# The data

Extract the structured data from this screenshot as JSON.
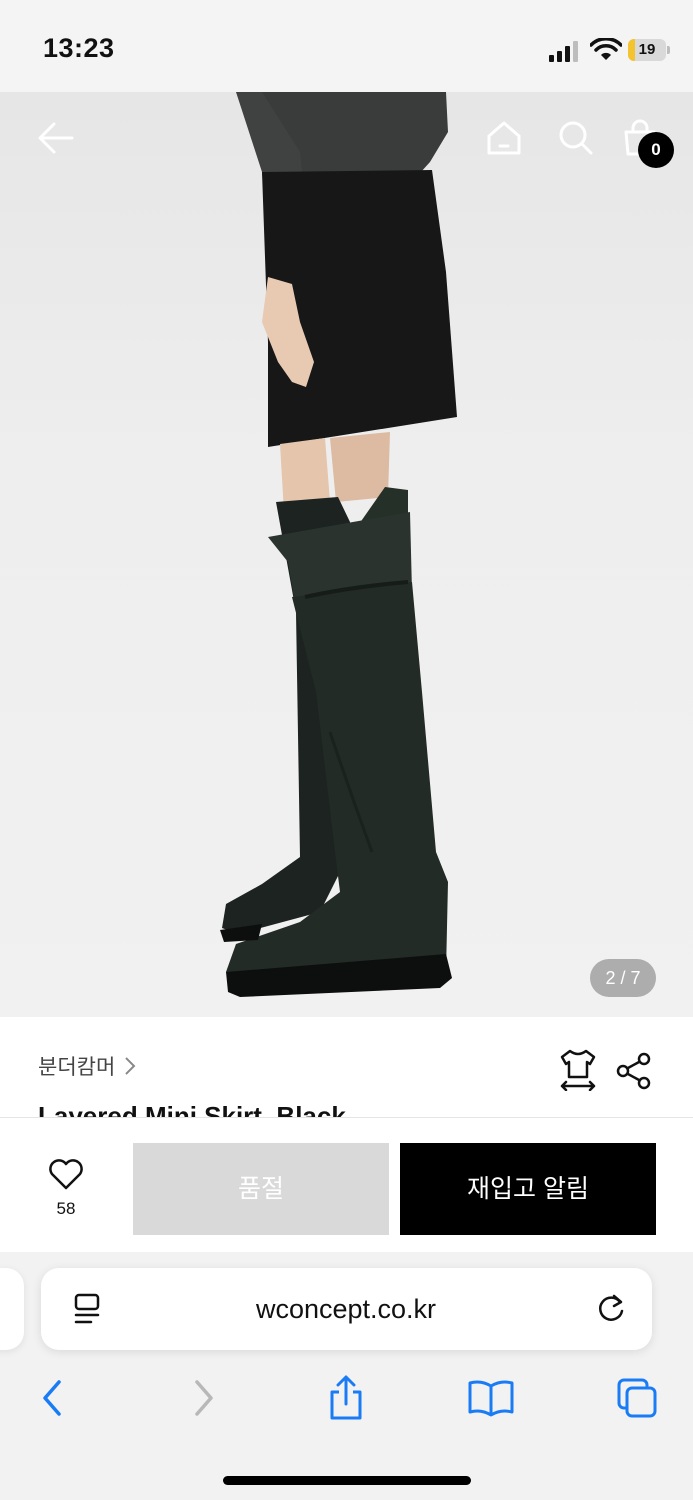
{
  "status_bar": {
    "time": "13:23",
    "battery_text": "19",
    "battery_level": 0.19,
    "icons": [
      "cellular-signal-icon",
      "wifi-icon",
      "battery-charging-icon"
    ]
  },
  "product_image": {
    "page_indicator": "2 / 7",
    "cart_count": "0"
  },
  "info": {
    "brand": "분더캄머",
    "title": "Layered Mini Skirt_Black"
  },
  "actions": {
    "like_count": "58",
    "soldout_label": "품절",
    "restock_label": "재입고 알림"
  },
  "browser": {
    "url": "wconcept.co.kr"
  },
  "colors": {
    "accent": "#000000",
    "soldout_bg": "#d9d9d9",
    "ios_blue": "#1a7cf5",
    "battery_yellow": "#f4c430"
  }
}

# Work to do
Restate the records word for word, omitting images.

# Response to the task
Extract the structured data from this screenshot as JSON.
{
  "status_bar": {
    "time": "13:23",
    "battery_text": "19",
    "battery_level": 0.19,
    "icons": [
      "cellular-signal-icon",
      "wifi-icon",
      "battery-charging-icon"
    ]
  },
  "product_image": {
    "page_indicator": "2 / 7",
    "cart_count": "0"
  },
  "info": {
    "brand": "분더캄머",
    "title": "Layered Mini Skirt_Black"
  },
  "actions": {
    "like_count": "58",
    "soldout_label": "품절",
    "restock_label": "재입고 알림"
  },
  "browser": {
    "url": "wconcept.co.kr"
  },
  "colors": {
    "accent": "#000000",
    "soldout_bg": "#d9d9d9",
    "ios_blue": "#1a7cf5",
    "battery_yellow": "#f4c430"
  }
}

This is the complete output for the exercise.